Write out the data below in full, unchanged, minus the images.

··· DATA FOR THIS TASK

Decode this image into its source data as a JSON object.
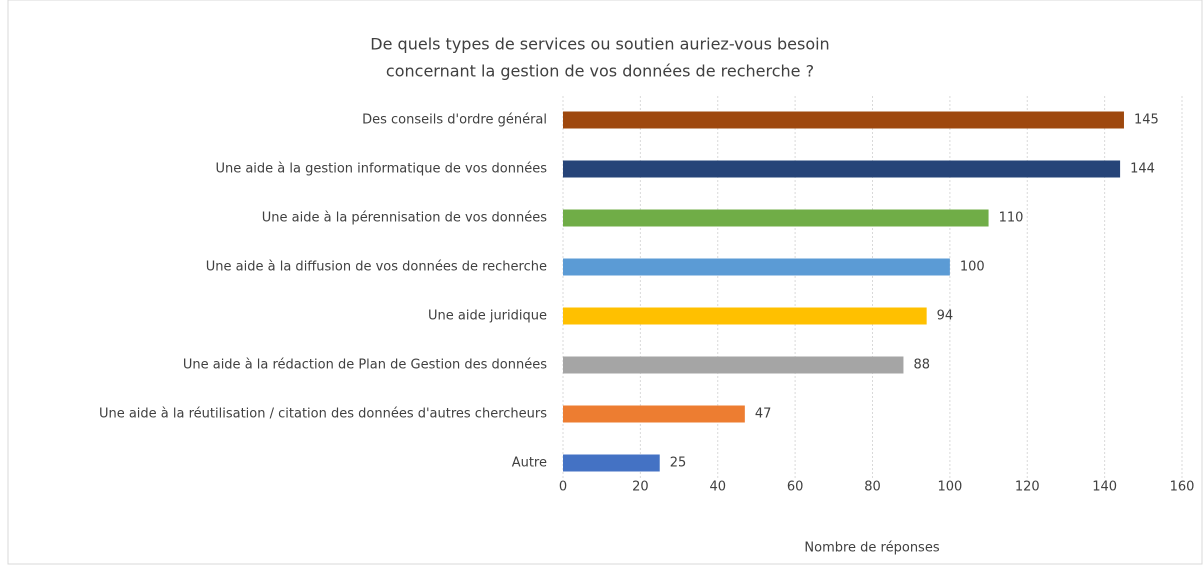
{
  "chart_data": {
    "type": "bar",
    "orientation": "horizontal",
    "title": [
      "De quels types de services ou soutien auriez-vous besoin",
      "concernant la gestion de vos données de recherche ?"
    ],
    "categories": [
      "Des conseils d'ordre général",
      "Une aide à la gestion informatique de vos données",
      "Une aide à la pérennisation de vos données",
      "Une aide à la diffusion de vos données de recherche",
      "Une aide juridique",
      "Une aide à la rédaction de Plan de Gestion des données",
      "Une aide à la réutilisation / citation des données d'autres chercheurs",
      "Autre"
    ],
    "values": [
      145,
      144,
      110,
      100,
      94,
      88,
      47,
      25
    ],
    "colors": [
      "#9e480e",
      "#264478",
      "#70ad47",
      "#5b9bd5",
      "#ffc000",
      "#a5a5a5",
      "#ed7d31",
      "#4472c4"
    ],
    "xlabel": "Nombre de réponses",
    "xlim": [
      0,
      160
    ],
    "xticks": [
      0,
      20,
      40,
      60,
      80,
      100,
      120,
      140,
      160
    ],
    "grid": true
  }
}
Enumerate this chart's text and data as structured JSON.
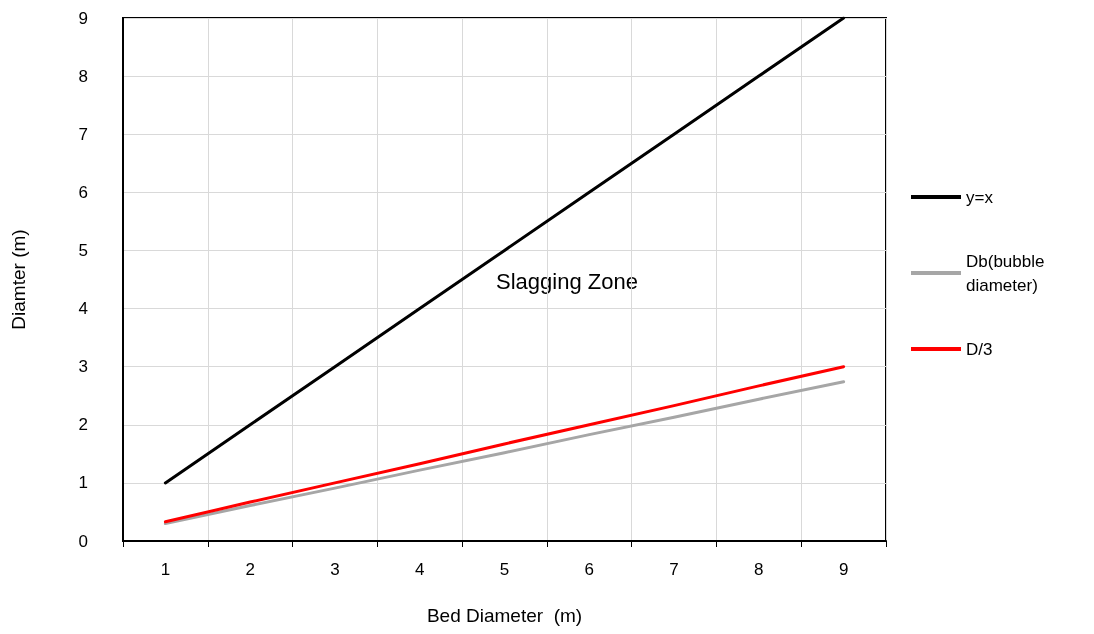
{
  "chart_data": {
    "type": "line",
    "xlabel": "Bed Diameter  (m)",
    "ylabel": "Diamter (m)",
    "categories": [
      "1",
      "2",
      "3",
      "4",
      "5",
      "6",
      "7",
      "8",
      "9"
    ],
    "series": [
      {
        "name": "y=x",
        "color": "#000000",
        "values": [
          1,
          2,
          3,
          4,
          5,
          6,
          7,
          8,
          9
        ]
      },
      {
        "name": "Db(bubble diameter)",
        "color": "#a6a6a6",
        "values": [
          0.3,
          0.61,
          0.91,
          1.22,
          1.52,
          1.83,
          2.13,
          2.44,
          2.74
        ]
      },
      {
        "name": "D/3",
        "color": "#ff0000",
        "values": [
          0.33,
          0.67,
          1,
          1.33,
          1.67,
          2,
          2.33,
          2.67,
          3
        ]
      }
    ],
    "ylim": [
      0,
      9
    ],
    "yticks": [
      0,
      1,
      2,
      3,
      4,
      5,
      6,
      7,
      8,
      9
    ],
    "annotations": [
      "Slagging Zone"
    ],
    "grid": true,
    "legend": "right",
    "marker": "none",
    "line_style": "solid"
  }
}
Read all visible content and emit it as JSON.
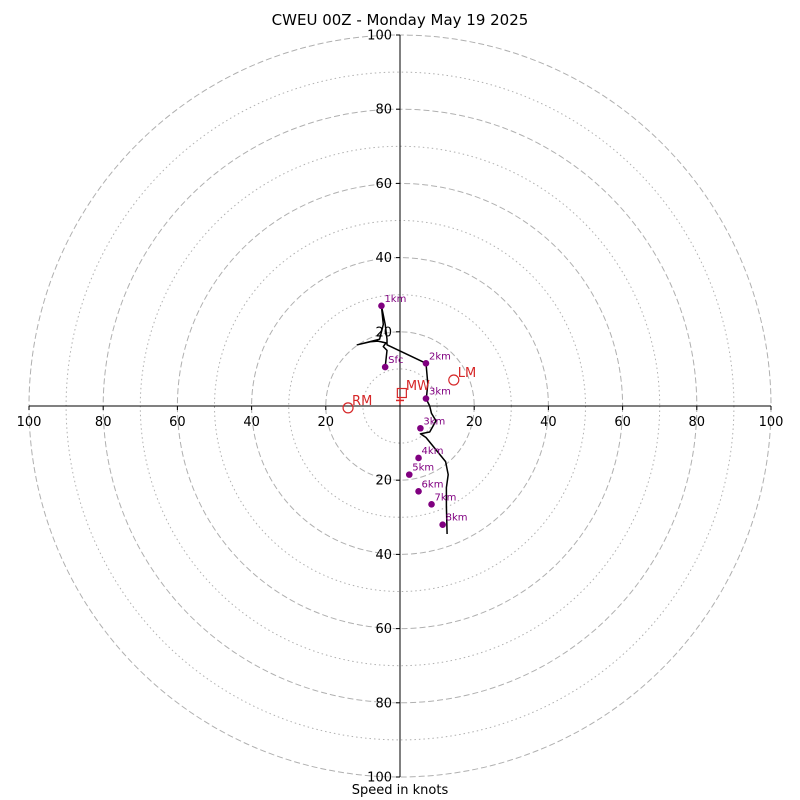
{
  "chart_data": {
    "type": "hodograph",
    "title": "CWEU 00Z - Monday May 19 2025",
    "xlabel": "Speed in knots",
    "max_speed": 100,
    "major_rings": [
      20,
      40,
      60,
      80,
      100
    ],
    "minor_rings": [
      10,
      30,
      50,
      70,
      90
    ],
    "x_tick_labels": [
      "100",
      "80",
      "60",
      "40",
      "20",
      "20",
      "40",
      "60",
      "80",
      "100"
    ],
    "x_tick_values": [
      -100,
      -80,
      -60,
      -40,
      -20,
      20,
      40,
      60,
      80,
      100
    ],
    "y_tick_labels": [
      "100",
      "80",
      "60",
      "40",
      "20",
      "20",
      "40",
      "60",
      "80",
      "100"
    ],
    "y_tick_values": [
      100,
      80,
      60,
      40,
      20,
      -20,
      -40,
      -60,
      -80,
      -100
    ],
    "colors": {
      "trace": "#000000",
      "height_points": "#800080",
      "vectors": "#d62728",
      "rings": "#b0b0b0",
      "axes": "#000000"
    },
    "trace": [
      [
        -4,
        10.5
      ],
      [
        -3.5,
        15
      ],
      [
        -4.5,
        16
      ],
      [
        -3.8,
        17
      ],
      [
        -6,
        17.5
      ],
      [
        -8,
        17.3
      ],
      [
        -11.5,
        16.5
      ],
      [
        -5.5,
        18
      ],
      [
        -4.5,
        22
      ],
      [
        -5,
        27
      ],
      [
        -5,
        27
      ],
      [
        -4,
        22
      ],
      [
        -3.5,
        18
      ],
      [
        -3.5,
        16.5
      ],
      [
        7,
        11.5
      ],
      [
        7.5,
        6
      ],
      [
        7.2,
        3
      ],
      [
        7,
        2
      ],
      [
        8,
        0
      ],
      [
        8.5,
        -2
      ],
      [
        9.7,
        -4
      ],
      [
        8,
        -7
      ],
      [
        5.5,
        -7.5
      ],
      [
        7,
        -8.5
      ],
      [
        12.3,
        -15
      ],
      [
        13,
        -18.5
      ],
      [
        12.5,
        -22
      ],
      [
        12.5,
        -27
      ],
      [
        12.7,
        -34.5
      ]
    ],
    "height_points": [
      {
        "label": "Sfc",
        "u": -4,
        "v": 10.5
      },
      {
        "label": "1km",
        "u": -5,
        "v": 27
      },
      {
        "label": "2km",
        "u": 7,
        "v": 11.5
      },
      {
        "label": "3km",
        "u": 7,
        "v": 2
      },
      {
        "label": "3km",
        "u": 5.5,
        "v": -6
      },
      {
        "label": "4km",
        "u": 5,
        "v": -14
      },
      {
        "label": "5km",
        "u": 2.5,
        "v": -18.5
      },
      {
        "label": "6km",
        "u": 5,
        "v": -23
      },
      {
        "label": "7km",
        "u": 8.5,
        "v": -26.5
      },
      {
        "label": "8km",
        "u": 11.5,
        "v": -32
      }
    ],
    "vectors": [
      {
        "label": "LM",
        "u": 14.5,
        "v": 7,
        "marker": "circle"
      },
      {
        "label": "RM",
        "u": -14,
        "v": -0.5,
        "marker": "circle"
      },
      {
        "label": "MW",
        "u": 0.5,
        "v": 3.5,
        "marker": "square"
      },
      {
        "label": "",
        "u": 0,
        "v": 1.5,
        "marker": "plus"
      }
    ]
  }
}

······

# THE RESULT:
Decode this image into its source data as a JSON object.
{
  "chart_data": {
    "type": "bar",
    "orientation": "horizontal",
    "title": [
      "De quels types de services ou soutien auriez-vous besoin",
      "concernant la gestion de vos données de recherche ?"
    ],
    "categories": [
      "Des conseils d'ordre général",
      "Une aide à la gestion informatique de vos données",
      "Une aide à la pérennisation de vos données",
      "Une aide à la diffusion de vos données de recherche",
      "Une aide juridique",
      "Une aide à la rédaction de Plan de Gestion des données",
      "Une aide à la réutilisation / citation des données d'autres chercheurs",
      "Autre"
    ],
    "values": [
      145,
      144,
      110,
      100,
      94,
      88,
      47,
      25
    ],
    "colors": [
      "#9e480e",
      "#264478",
      "#70ad47",
      "#5b9bd5",
      "#ffc000",
      "#a5a5a5",
      "#ed7d31",
      "#4472c4"
    ],
    "xlabel": "Nombre de réponses",
    "xlim": [
      0,
      160
    ],
    "xticks": [
      0,
      20,
      40,
      60,
      80,
      100,
      120,
      140,
      160
    ],
    "grid": true
  }
}
Enumerate this chart's text and data as structured JSON.
{
  "chart_data": {
    "type": "line",
    "xlabel": "Bed Diameter  (m)",
    "ylabel": "Diamter (m)",
    "categories": [
      "1",
      "2",
      "3",
      "4",
      "5",
      "6",
      "7",
      "8",
      "9"
    ],
    "series": [
      {
        "name": "y=x",
        "color": "#000000",
        "values": [
          1,
          2,
          3,
          4,
          5,
          6,
          7,
          8,
          9
        ]
      },
      {
        "name": "Db(bubble diameter)",
        "color": "#a6a6a6",
        "values": [
          0.3,
          0.61,
          0.91,
          1.22,
          1.52,
          1.83,
          2.13,
          2.44,
          2.74
        ]
      },
      {
        "name": "D/3",
        "color": "#ff0000",
        "values": [
          0.33,
          0.67,
          1,
          1.33,
          1.67,
          2,
          2.33,
          2.67,
          3
        ]
      }
    ],
    "ylim": [
      0,
      9
    ],
    "yticks": [
      0,
      1,
      2,
      3,
      4,
      5,
      6,
      7,
      8,
      9
    ],
    "annotations": [
      "Slagging Zone"
    ],
    "grid": true,
    "legend": "right",
    "marker": "none",
    "line_style": "solid"
  }
}
Read all visible content and emit it as JSON.
{
  "chart_data": {
    "type": "hodograph",
    "title": "CWEU 00Z - Monday May 19 2025",
    "xlabel": "Speed in knots",
    "max_speed": 100,
    "major_rings": [
      20,
      40,
      60,
      80,
      100
    ],
    "minor_rings": [
      10,
      30,
      50,
      70,
      90
    ],
    "x_tick_labels": [
      "100",
      "80",
      "60",
      "40",
      "20",
      "20",
      "40",
      "60",
      "80",
      "100"
    ],
    "x_tick_values": [
      -100,
      -80,
      -60,
      -40,
      -20,
      20,
      40,
      60,
      80,
      100
    ],
    "y_tick_labels": [
      "100",
      "80",
      "60",
      "40",
      "20",
      "20",
      "40",
      "60",
      "80",
      "100"
    ],
    "y_tick_values": [
      100,
      80,
      60,
      40,
      20,
      -20,
      -40,
      -60,
      -80,
      -100
    ],
    "colors": {
      "trace": "#000000",
      "height_points": "#800080",
      "vectors": "#d62728",
      "rings": "#b0b0b0",
      "axes": "#000000"
    },
    "trace": [
      [
        -4,
        10.5
      ],
      [
        -3.5,
        15
      ],
      [
        -4.5,
        16
      ],
      [
        -3.8,
        17
      ],
      [
        -6,
        17.5
      ],
      [
        -8,
        17.3
      ],
      [
        -11.5,
        16.5
      ],
      [
        -5.5,
        18
      ],
      [
        -4.5,
        22
      ],
      [
        -5,
        27
      ],
      [
        -5,
        27
      ],
      [
        -4,
        22
      ],
      [
        -3.5,
        18
      ],
      [
        -3.5,
        16.5
      ],
      [
        7,
        11.5
      ],
      [
        7.5,
        6
      ],
      [
        7.2,
        3
      ],
      [
        7,
        2
      ],
      [
        8,
        0
      ],
      [
        8.5,
        -2
      ],
      [
        9.7,
        -4
      ],
      [
        8,
        -7
      ],
      [
        5.5,
        -7.5
      ],
      [
        7,
        -8.5
      ],
      [
        12.3,
        -15
      ],
      [
        13,
        -18.5
      ],
      [
        12.5,
        -22
      ],
      [
        12.5,
        -27
      ],
      [
        12.7,
        -34.5
      ]
    ],
    "height_points": [
      {
        "label": "Sfc",
        "u": -4,
        "v": 10.5
      },
      {
        "label": "1km",
        "u": -5,
        "v": 27
      },
      {
        "label": "2km",
        "u": 7,
        "v": 11.5
      },
      {
        "label": "3km",
        "u": 7,
        "v": 2
      },
      {
        "label": "3km",
        "u": 5.5,
        "v": -6
      },
      {
        "label": "4km",
        "u": 5,
        "v": -14
      },
      {
        "label": "5km",
        "u": 2.5,
        "v": -18.5
      },
      {
        "label": "6km",
        "u": 5,
        "v": -23
      },
      {
        "label": "7km",
        "u": 8.5,
        "v": -26.5
      },
      {
        "label": "8km",
        "u": 11.5,
        "v": -32
      }
    ],
    "vectors": [
      {
        "label": "LM",
        "u": 14.5,
        "v": 7,
        "marker": "circle"
      },
      {
        "label": "RM",
        "u": -14,
        "v": -0.5,
        "marker": "circle"
      },
      {
        "label": "MW",
        "u": 0.5,
        "v": 3.5,
        "marker": "square"
      },
      {
        "label": "",
        "u": 0,
        "v": 1.5,
        "marker": "plus"
      }
    ]
  }
}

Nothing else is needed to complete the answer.